Stored dataset items:

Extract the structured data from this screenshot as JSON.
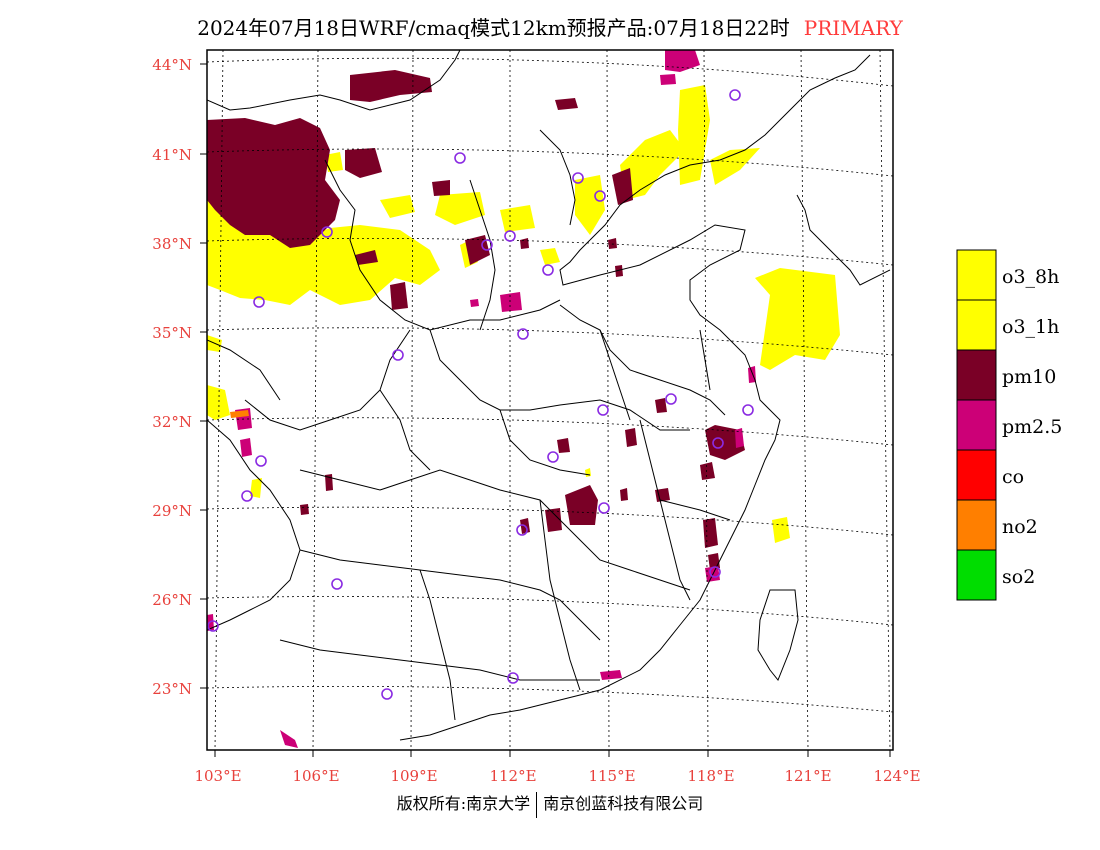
{
  "header": {
    "title": "2024年07月18日WRF/cmaq模式12km预报产品:07月18日22时",
    "tag": "PRIMARY"
  },
  "map": {
    "lat_labels": [
      "44°N",
      "41°N",
      "38°N",
      "35°N",
      "32°N",
      "29°N",
      "26°N",
      "23°N"
    ],
    "lon_labels": [
      "103°E",
      "106°E",
      "109°E",
      "112°E",
      "115°E",
      "118°E",
      "121°E",
      "124°E"
    ],
    "label_color": "#e8413c"
  },
  "legend": {
    "items": [
      {
        "label": "o3_8h",
        "color": "#ffff00"
      },
      {
        "label": "o3_1h",
        "color": "#ffff00"
      },
      {
        "label": "pm10",
        "color": "#7a0026"
      },
      {
        "label": "pm2.5",
        "color": "#cc0077"
      },
      {
        "label": "co",
        "color": "#ff0000"
      },
      {
        "label": "no2",
        "color": "#ff7f00"
      },
      {
        "label": "so2",
        "color": "#00dd00"
      }
    ]
  },
  "footer": {
    "left": "版权所有:南京大学",
    "right": "南京创蓝科技有限公司"
  }
}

# Problem description:
Write out all the records again, exactly, minus any pictures.

# Reply:
Extract the structured data from this screenshot as JSON.
{
  "header": {
    "title": "2024年07月18日WRF/cmaq模式12km预报产品:07月18日22时",
    "tag": "PRIMARY"
  },
  "map": {
    "lat_labels": [
      "44°N",
      "41°N",
      "38°N",
      "35°N",
      "32°N",
      "29°N",
      "26°N",
      "23°N"
    ],
    "lon_labels": [
      "103°E",
      "106°E",
      "109°E",
      "112°E",
      "115°E",
      "118°E",
      "121°E",
      "124°E"
    ],
    "label_color": "#e8413c"
  },
  "legend": {
    "items": [
      {
        "label": "o3_8h",
        "color": "#ffff00"
      },
      {
        "label": "o3_1h",
        "color": "#ffff00"
      },
      {
        "label": "pm10",
        "color": "#7a0026"
      },
      {
        "label": "pm2.5",
        "color": "#cc0077"
      },
      {
        "label": "co",
        "color": "#ff0000"
      },
      {
        "label": "no2",
        "color": "#ff7f00"
      },
      {
        "label": "so2",
        "color": "#00dd00"
      }
    ]
  },
  "footer": {
    "left": "版权所有:南京大学",
    "right": "南京创蓝科技有限公司"
  }
}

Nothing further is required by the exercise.